WRITTEN TASK: Each line containing the word "scatter" should be found and copied.

MATERIAL FOR THIS EXERCISE:
▽

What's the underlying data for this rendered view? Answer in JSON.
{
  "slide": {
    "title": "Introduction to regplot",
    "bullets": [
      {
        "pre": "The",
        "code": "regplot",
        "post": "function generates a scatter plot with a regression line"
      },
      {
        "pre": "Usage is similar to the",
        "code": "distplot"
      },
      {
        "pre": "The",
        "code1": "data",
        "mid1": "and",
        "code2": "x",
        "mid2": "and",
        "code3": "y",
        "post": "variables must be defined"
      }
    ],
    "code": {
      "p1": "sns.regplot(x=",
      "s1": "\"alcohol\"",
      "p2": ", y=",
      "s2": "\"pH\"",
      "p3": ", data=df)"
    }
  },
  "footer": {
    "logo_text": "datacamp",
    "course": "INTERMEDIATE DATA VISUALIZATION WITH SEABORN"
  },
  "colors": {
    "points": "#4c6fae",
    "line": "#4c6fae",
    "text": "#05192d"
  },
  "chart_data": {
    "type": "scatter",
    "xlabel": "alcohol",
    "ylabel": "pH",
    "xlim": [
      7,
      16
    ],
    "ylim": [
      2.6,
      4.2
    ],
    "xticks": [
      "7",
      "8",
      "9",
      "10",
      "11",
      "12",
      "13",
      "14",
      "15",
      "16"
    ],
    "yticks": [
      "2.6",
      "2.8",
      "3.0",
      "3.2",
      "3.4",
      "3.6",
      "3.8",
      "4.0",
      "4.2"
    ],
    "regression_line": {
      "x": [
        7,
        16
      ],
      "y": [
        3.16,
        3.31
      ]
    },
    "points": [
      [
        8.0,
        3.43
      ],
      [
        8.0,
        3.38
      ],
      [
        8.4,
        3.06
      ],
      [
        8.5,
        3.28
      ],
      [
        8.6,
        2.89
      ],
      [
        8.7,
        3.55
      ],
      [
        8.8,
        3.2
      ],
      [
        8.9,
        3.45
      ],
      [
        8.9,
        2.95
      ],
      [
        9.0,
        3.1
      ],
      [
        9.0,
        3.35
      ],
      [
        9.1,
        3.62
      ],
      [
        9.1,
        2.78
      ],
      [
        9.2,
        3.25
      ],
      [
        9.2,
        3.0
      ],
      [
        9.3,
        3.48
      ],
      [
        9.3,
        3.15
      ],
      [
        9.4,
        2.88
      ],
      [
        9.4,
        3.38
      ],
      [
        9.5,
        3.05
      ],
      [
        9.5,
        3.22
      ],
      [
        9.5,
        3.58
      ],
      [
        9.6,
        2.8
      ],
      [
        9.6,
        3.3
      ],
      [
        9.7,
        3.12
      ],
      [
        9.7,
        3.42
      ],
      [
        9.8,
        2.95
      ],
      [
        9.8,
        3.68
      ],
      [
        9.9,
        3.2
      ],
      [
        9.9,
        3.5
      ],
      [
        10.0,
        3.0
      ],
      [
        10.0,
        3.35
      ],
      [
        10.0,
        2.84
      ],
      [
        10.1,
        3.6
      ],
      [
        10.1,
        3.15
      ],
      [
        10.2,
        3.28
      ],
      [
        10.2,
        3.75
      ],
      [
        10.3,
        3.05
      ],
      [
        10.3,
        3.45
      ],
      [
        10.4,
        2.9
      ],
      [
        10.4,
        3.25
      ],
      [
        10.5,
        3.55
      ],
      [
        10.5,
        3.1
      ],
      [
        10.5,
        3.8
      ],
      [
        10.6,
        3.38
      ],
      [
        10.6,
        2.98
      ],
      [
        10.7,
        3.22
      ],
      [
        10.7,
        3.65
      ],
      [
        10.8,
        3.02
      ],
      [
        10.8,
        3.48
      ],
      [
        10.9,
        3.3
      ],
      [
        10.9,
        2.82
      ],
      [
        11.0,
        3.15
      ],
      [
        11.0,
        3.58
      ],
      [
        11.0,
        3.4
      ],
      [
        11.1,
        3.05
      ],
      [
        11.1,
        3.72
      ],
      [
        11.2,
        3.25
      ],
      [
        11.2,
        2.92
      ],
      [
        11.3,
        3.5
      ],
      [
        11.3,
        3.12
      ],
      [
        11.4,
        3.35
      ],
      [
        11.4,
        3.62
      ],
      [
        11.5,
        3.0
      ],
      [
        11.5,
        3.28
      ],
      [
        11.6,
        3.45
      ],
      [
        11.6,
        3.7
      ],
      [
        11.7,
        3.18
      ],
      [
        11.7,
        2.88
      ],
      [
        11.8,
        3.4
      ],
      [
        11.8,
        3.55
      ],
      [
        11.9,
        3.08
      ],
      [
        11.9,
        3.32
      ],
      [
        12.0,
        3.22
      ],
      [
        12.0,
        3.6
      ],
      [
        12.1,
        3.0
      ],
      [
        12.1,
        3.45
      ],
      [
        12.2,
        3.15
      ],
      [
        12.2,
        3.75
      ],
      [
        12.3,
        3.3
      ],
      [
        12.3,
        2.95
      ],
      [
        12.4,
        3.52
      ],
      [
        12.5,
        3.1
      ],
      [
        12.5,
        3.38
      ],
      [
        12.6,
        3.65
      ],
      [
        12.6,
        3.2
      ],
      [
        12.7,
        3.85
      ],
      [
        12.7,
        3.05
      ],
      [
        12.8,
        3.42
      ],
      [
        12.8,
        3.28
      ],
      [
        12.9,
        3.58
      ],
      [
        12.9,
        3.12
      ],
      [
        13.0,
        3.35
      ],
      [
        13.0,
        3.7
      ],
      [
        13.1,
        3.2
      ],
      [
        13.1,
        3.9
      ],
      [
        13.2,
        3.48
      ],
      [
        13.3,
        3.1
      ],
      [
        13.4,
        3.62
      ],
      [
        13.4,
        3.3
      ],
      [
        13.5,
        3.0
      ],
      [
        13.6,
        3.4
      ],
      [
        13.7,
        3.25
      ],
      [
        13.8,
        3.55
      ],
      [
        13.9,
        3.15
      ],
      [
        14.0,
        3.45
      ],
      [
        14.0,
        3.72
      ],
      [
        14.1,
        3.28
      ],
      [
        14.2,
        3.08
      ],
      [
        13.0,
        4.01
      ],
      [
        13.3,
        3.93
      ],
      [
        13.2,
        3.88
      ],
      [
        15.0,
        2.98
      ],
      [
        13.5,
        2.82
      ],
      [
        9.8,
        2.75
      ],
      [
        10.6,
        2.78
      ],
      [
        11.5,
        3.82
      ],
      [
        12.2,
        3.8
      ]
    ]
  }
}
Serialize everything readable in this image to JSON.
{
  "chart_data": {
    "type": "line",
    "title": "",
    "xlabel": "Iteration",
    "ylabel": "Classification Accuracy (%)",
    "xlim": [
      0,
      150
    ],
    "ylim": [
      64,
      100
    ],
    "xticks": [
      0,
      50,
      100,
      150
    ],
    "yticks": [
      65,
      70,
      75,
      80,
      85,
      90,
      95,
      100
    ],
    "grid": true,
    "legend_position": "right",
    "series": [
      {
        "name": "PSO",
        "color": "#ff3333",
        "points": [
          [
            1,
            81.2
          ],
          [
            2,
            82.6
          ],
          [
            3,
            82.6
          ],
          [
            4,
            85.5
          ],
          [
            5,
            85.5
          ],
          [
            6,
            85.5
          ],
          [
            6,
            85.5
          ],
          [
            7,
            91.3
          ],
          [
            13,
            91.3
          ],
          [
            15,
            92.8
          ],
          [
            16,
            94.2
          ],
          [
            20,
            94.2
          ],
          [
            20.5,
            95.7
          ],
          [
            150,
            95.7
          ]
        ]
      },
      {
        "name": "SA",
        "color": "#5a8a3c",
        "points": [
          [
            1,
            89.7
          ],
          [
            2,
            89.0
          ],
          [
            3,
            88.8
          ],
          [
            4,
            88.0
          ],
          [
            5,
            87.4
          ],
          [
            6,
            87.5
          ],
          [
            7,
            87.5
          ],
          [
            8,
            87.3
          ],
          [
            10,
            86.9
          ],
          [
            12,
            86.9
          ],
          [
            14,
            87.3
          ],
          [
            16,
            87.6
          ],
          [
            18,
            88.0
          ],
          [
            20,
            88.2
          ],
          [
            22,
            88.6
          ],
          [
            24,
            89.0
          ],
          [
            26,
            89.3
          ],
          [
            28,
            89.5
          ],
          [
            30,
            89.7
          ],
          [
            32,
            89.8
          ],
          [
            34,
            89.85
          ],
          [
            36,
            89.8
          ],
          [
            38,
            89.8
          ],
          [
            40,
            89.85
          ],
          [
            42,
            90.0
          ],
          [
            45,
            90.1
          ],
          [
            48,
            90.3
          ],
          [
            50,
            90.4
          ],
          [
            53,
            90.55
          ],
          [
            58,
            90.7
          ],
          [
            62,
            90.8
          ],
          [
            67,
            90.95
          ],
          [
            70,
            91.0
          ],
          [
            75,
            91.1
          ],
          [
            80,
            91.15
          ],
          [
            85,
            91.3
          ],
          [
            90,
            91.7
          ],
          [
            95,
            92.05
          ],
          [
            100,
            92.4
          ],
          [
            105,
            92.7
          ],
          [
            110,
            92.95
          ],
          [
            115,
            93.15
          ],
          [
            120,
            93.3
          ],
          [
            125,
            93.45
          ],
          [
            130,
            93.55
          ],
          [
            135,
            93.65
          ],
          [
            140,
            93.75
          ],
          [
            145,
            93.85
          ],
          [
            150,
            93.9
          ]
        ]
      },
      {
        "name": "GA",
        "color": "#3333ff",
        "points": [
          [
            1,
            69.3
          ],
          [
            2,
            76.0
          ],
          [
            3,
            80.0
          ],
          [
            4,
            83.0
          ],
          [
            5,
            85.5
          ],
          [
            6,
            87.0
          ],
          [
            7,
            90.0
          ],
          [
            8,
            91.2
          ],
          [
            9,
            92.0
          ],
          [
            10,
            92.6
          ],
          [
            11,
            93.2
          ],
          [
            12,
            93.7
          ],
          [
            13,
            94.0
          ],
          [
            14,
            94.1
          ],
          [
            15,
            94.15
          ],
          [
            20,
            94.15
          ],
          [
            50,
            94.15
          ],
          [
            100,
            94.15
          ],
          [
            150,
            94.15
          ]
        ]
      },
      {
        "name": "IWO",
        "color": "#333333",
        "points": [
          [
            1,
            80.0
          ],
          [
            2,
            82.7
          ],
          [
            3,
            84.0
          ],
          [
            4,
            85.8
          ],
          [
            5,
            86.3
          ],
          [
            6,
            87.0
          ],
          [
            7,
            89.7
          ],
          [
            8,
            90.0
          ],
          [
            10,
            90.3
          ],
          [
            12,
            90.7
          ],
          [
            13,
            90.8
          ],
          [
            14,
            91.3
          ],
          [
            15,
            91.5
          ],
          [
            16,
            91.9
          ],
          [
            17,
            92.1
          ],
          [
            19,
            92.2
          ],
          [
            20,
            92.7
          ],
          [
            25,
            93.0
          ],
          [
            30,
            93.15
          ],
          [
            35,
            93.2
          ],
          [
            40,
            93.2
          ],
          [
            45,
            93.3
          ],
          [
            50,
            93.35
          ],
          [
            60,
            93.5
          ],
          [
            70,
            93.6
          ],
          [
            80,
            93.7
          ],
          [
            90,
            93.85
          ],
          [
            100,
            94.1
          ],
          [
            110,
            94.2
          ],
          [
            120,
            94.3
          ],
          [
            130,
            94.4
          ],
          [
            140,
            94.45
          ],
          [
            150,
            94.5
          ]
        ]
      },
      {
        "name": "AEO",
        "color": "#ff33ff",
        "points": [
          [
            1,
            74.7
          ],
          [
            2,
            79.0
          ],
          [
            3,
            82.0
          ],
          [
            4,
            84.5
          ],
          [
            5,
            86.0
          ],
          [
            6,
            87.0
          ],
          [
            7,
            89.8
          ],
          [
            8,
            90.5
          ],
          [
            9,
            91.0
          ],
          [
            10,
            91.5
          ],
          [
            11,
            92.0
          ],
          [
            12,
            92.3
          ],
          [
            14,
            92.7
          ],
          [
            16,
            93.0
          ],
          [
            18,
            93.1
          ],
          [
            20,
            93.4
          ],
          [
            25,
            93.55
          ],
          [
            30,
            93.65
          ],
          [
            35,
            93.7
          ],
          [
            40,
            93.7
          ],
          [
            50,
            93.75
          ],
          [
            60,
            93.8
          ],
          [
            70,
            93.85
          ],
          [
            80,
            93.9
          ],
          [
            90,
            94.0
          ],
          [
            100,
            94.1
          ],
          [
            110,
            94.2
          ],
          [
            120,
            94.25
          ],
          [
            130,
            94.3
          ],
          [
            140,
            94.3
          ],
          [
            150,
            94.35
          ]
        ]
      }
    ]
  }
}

△

CORRECT RESULT:
        "post": "function generates a scatter plot with a regression line"
    "type": "scatter",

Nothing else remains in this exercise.